Set exercise: Without altering anything, repeat each of the records.

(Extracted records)
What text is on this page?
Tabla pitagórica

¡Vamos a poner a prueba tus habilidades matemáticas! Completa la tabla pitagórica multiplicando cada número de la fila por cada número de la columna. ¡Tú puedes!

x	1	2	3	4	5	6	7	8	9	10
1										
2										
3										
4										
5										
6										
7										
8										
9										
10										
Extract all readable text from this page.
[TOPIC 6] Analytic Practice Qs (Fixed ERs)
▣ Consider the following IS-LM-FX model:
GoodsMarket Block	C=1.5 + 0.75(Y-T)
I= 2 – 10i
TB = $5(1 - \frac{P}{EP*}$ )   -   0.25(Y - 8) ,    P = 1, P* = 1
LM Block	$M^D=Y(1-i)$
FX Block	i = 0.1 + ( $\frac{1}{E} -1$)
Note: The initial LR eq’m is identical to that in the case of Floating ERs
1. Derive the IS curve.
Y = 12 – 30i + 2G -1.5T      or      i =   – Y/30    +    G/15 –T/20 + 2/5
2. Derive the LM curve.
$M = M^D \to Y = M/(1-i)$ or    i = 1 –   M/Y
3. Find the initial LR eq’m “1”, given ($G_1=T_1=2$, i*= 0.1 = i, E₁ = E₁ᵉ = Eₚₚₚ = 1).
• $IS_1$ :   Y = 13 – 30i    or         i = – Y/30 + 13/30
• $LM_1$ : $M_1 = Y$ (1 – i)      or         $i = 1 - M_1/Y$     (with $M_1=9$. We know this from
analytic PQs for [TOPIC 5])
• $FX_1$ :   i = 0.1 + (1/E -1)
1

The reply:
What text is on this page?
Tabla pitagórica

¡Vamos a poner a prueba tus habilidades matemáticas! Completa la tabla pitagórica multiplicando cada número de la fila por cada número de la columna. ¡Tú puedes!

x	1	2	3	4	5	6	7	8	9	10
1										
2										
3										
4										
5										
6										
7										
8										
9										
10										
Extract all readable text from this page.
[TOPIC 6] Analytic Practice Qs (Fixed ERs)
▣ Consider the following IS-LM-FX model:
GoodsMarket Block	C=1.5 + 0.75(Y-T)
I= 2 – 10i
TB = $5(1 - \frac{P}{EP*}$ )   -   0.25(Y - 8) ,    P = 1, P* = 1
LM Block	$M^D=Y(1-i)$
FX Block	i = 0.1 + ( $\frac{1}{E} -1$)
Note: The initial LR eq’m is identical to that in the case of Floating ERs
1. Derive the IS curve.
Y = 12 – 30i + 2G -1.5T      or      i =   – Y/30    +    G/15 –T/20 + 2/5
2. Derive the LM curve.
$M = M^D \to Y = M/(1-i)$ or    i = 1 –   M/Y
3. Find the initial LR eq’m “1”, given ($G_1=T_1=2$, i*= 0.1 = i, E₁ = E₁ᵉ = Eₚₚₚ = 1).
• $IS_1$ :   Y = 13 – 30i    or         i = – Y/30 + 13/30
• $LM_1$ : $M_1 = Y$ (1 – i)      or         $i = 1 - M_1/Y$     (with $M_1=9$. We know this from
analytic PQs for [TOPIC 5])
• $FX_1$ :   i = 0.1 + (1/E -1)
1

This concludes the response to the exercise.